((

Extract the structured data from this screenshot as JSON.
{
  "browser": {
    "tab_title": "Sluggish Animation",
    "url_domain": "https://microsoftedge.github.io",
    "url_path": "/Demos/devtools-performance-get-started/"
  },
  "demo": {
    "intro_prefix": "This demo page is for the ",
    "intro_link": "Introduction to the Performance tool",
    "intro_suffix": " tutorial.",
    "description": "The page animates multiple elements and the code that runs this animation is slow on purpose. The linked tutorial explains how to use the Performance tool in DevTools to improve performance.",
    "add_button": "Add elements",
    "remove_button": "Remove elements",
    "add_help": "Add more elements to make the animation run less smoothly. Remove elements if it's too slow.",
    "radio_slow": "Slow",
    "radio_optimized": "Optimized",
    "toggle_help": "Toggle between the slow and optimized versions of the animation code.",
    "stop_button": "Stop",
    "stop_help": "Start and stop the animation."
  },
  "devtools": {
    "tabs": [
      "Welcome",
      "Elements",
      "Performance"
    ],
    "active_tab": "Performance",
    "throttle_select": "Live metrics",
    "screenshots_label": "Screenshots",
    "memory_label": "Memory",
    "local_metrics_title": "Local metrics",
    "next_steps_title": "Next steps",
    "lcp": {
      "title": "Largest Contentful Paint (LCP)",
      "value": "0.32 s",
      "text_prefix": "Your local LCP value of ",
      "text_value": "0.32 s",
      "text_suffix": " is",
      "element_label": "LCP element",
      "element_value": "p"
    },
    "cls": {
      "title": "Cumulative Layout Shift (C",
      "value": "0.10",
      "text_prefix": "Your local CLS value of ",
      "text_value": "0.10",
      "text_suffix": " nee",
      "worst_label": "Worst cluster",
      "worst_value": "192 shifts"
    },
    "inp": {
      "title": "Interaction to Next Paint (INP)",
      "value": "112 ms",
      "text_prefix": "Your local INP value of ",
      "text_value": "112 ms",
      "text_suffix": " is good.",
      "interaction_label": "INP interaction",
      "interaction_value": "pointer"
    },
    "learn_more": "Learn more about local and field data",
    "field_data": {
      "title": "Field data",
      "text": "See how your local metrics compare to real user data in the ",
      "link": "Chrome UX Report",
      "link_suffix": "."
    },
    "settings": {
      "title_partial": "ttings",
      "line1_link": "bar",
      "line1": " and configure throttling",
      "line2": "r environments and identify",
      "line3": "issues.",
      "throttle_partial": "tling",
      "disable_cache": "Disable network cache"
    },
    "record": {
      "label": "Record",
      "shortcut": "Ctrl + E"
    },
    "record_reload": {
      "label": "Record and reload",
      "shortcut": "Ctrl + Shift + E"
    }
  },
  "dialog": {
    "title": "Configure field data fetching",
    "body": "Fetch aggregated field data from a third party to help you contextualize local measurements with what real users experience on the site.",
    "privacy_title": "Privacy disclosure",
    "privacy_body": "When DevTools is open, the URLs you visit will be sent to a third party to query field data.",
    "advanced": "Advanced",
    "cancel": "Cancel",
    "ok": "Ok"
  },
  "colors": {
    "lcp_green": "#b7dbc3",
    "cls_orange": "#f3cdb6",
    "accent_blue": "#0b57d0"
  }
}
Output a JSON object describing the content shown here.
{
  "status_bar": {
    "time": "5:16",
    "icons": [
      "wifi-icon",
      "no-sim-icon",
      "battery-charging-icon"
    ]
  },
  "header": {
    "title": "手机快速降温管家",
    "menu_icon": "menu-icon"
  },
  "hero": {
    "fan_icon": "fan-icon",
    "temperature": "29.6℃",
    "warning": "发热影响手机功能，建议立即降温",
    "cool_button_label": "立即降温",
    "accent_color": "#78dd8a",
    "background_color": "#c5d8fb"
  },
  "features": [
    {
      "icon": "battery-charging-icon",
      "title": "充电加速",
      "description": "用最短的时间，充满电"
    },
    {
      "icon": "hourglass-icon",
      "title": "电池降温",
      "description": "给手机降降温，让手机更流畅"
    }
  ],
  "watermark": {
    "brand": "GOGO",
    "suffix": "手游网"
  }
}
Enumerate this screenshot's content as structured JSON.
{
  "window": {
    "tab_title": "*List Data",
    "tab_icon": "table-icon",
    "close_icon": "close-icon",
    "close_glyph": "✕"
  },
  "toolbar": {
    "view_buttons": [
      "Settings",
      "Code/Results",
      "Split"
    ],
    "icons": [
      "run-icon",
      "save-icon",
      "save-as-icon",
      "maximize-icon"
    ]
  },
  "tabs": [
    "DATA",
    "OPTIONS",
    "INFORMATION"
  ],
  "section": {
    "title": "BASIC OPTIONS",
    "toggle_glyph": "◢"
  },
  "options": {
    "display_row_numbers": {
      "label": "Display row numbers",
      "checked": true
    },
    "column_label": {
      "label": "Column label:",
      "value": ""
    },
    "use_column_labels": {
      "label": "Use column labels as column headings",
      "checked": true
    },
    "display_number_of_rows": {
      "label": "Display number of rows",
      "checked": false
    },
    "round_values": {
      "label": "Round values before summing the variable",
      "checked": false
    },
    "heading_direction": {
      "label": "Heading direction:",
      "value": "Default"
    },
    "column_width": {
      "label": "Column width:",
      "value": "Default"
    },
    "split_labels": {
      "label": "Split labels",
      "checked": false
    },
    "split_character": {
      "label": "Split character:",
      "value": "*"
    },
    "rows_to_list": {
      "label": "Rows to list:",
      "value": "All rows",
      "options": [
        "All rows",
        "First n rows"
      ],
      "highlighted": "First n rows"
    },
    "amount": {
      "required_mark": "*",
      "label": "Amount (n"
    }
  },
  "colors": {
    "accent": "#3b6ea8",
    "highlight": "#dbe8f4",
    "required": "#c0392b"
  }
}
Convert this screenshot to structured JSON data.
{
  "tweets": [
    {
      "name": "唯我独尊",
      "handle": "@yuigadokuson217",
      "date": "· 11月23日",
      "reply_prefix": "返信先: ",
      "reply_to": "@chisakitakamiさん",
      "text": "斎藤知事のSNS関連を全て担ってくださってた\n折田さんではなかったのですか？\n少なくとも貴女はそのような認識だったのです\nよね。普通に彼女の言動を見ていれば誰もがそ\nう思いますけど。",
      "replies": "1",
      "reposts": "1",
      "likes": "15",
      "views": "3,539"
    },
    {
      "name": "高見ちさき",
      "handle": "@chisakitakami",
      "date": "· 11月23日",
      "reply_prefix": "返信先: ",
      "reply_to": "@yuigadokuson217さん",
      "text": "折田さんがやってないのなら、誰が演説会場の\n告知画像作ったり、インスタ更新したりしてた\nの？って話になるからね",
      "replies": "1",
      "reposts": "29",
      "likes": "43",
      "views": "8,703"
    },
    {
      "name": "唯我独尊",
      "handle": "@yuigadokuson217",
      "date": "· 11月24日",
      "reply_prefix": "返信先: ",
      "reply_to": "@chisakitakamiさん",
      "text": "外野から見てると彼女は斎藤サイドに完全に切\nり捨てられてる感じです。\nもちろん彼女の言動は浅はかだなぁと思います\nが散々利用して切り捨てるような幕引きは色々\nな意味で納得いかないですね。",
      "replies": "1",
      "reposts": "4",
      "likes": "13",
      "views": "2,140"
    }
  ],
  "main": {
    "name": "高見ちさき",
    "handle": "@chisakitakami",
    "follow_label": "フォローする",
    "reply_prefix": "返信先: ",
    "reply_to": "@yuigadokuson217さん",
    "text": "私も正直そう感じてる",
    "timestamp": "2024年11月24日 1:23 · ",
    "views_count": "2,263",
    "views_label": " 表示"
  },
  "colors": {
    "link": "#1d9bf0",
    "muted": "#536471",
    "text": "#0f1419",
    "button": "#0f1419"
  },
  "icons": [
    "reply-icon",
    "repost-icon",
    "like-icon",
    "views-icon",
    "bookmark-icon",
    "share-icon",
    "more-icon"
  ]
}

))
((

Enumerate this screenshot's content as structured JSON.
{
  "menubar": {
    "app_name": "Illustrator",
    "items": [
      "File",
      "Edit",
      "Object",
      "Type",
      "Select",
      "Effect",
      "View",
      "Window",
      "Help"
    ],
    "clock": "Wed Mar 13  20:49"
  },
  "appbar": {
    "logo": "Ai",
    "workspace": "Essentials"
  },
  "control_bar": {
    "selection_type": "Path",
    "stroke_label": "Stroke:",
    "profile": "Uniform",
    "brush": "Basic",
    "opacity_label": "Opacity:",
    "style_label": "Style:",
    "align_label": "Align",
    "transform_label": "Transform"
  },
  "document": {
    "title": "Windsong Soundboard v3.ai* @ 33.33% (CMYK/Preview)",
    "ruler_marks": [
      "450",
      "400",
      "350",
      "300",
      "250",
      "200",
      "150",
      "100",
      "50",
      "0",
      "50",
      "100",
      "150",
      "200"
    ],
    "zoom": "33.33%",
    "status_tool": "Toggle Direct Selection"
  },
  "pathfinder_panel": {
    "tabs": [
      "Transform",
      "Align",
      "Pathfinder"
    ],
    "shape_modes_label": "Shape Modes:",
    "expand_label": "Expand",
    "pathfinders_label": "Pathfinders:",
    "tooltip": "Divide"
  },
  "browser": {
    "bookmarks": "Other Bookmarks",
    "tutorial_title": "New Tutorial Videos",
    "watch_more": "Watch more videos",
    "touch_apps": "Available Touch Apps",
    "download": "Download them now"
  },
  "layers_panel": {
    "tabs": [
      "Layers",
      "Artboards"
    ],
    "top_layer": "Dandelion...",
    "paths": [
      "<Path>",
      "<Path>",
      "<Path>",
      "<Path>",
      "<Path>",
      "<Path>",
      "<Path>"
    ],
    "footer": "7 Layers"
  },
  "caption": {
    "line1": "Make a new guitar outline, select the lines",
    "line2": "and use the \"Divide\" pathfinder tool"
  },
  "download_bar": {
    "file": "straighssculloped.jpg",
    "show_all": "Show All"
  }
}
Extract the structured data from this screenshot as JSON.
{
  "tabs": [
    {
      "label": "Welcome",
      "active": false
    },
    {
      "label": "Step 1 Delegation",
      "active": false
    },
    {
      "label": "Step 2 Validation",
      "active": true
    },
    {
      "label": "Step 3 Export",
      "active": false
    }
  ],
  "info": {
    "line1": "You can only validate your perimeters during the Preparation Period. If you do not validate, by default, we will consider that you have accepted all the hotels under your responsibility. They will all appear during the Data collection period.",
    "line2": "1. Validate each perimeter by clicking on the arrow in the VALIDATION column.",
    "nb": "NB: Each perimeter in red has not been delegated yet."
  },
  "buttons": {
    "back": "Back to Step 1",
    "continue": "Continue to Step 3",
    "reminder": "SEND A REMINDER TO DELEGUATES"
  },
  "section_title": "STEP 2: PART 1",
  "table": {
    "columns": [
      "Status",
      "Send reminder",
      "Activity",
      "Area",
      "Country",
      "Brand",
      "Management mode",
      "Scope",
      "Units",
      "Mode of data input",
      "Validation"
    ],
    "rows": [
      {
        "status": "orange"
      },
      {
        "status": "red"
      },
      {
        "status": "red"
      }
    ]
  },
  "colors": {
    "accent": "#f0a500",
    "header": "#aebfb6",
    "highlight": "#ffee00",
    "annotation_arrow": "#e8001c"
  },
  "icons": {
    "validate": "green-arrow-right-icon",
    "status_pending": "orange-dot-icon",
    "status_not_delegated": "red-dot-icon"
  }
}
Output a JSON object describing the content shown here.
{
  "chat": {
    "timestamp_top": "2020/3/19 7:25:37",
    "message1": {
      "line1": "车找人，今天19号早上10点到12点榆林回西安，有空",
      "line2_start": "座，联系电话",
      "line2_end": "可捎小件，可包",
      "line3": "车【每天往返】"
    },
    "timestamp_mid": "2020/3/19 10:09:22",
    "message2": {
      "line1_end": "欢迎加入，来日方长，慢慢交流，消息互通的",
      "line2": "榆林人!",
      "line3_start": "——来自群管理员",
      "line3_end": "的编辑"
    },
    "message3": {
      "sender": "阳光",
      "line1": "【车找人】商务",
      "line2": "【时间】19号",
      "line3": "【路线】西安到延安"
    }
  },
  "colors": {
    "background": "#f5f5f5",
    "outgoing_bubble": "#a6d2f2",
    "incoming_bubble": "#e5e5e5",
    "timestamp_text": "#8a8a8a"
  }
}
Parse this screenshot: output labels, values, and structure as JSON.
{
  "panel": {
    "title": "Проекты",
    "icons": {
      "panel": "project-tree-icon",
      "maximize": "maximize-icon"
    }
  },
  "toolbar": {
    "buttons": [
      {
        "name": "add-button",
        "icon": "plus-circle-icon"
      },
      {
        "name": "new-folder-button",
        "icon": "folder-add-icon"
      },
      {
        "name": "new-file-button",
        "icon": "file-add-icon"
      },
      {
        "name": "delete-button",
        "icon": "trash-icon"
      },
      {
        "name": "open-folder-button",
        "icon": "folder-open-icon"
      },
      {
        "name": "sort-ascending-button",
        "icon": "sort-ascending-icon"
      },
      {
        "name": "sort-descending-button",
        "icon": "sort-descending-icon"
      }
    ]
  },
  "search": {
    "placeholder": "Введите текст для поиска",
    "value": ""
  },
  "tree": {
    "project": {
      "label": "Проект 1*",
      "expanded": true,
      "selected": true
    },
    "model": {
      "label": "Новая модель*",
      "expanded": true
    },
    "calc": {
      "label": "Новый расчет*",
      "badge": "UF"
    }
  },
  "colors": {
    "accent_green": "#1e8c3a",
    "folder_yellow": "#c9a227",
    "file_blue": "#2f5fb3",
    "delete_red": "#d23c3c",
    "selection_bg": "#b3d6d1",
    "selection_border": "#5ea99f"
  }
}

))
((

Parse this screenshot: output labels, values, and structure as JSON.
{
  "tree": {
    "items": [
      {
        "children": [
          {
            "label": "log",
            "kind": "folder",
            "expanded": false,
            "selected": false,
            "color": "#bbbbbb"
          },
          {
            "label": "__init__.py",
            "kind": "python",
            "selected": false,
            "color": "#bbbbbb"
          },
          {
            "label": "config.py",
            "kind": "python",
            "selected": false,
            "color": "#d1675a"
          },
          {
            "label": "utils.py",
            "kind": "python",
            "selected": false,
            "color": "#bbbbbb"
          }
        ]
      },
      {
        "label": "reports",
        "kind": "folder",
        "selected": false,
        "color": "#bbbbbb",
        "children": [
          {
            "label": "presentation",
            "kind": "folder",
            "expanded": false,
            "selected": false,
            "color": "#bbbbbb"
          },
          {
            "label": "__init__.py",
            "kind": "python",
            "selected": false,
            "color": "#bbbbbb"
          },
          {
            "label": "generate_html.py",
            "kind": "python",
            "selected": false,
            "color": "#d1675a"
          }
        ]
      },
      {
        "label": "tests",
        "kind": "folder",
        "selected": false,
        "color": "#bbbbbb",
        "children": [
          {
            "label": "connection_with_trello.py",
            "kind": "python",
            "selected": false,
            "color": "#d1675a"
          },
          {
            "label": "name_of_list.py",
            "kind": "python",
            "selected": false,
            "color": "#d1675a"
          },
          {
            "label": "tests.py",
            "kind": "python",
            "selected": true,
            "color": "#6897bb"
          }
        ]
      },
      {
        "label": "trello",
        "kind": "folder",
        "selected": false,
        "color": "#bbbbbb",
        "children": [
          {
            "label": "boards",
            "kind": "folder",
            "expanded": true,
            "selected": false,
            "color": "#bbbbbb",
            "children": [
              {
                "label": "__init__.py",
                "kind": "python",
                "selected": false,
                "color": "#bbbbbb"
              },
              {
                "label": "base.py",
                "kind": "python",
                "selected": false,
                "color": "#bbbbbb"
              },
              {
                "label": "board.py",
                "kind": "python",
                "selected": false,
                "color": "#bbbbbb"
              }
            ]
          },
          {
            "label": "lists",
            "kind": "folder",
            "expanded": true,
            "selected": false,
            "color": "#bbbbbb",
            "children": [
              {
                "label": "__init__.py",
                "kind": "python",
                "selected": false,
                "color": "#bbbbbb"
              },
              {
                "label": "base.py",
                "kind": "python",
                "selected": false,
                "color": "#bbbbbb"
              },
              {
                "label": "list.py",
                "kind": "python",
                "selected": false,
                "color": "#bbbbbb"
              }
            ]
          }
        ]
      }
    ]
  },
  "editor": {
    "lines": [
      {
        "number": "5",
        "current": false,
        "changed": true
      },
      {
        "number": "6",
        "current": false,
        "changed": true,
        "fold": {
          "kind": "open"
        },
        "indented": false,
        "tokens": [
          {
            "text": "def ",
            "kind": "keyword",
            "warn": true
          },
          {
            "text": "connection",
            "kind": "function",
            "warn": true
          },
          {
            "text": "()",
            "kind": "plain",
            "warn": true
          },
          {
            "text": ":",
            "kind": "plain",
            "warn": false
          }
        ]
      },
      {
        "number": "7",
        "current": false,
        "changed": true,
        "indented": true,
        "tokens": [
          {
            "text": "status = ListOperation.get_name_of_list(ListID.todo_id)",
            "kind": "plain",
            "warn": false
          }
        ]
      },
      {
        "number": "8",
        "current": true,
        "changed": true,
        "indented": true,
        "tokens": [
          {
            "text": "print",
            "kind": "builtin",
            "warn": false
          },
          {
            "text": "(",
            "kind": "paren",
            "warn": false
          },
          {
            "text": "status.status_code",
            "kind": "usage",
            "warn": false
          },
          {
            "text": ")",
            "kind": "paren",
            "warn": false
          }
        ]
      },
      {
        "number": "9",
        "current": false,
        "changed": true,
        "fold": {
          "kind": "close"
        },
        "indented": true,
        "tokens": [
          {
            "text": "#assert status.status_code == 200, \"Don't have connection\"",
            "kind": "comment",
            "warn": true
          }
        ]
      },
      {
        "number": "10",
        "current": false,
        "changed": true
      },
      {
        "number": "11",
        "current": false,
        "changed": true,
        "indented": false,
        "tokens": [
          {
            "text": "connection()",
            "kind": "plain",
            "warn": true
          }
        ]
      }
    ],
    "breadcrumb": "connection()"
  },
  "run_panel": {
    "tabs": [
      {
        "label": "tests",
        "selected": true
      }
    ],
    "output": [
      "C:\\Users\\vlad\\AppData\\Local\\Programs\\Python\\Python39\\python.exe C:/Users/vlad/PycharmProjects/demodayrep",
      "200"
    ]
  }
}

))

■ Problem statement ■
Select the lines in this material that hold the word "Paint", leaving none out.

■ Complete response ■
      "title": "Largest Contentful Paint (LCP)",
      "title": "Interaction to Next Paint (INP)",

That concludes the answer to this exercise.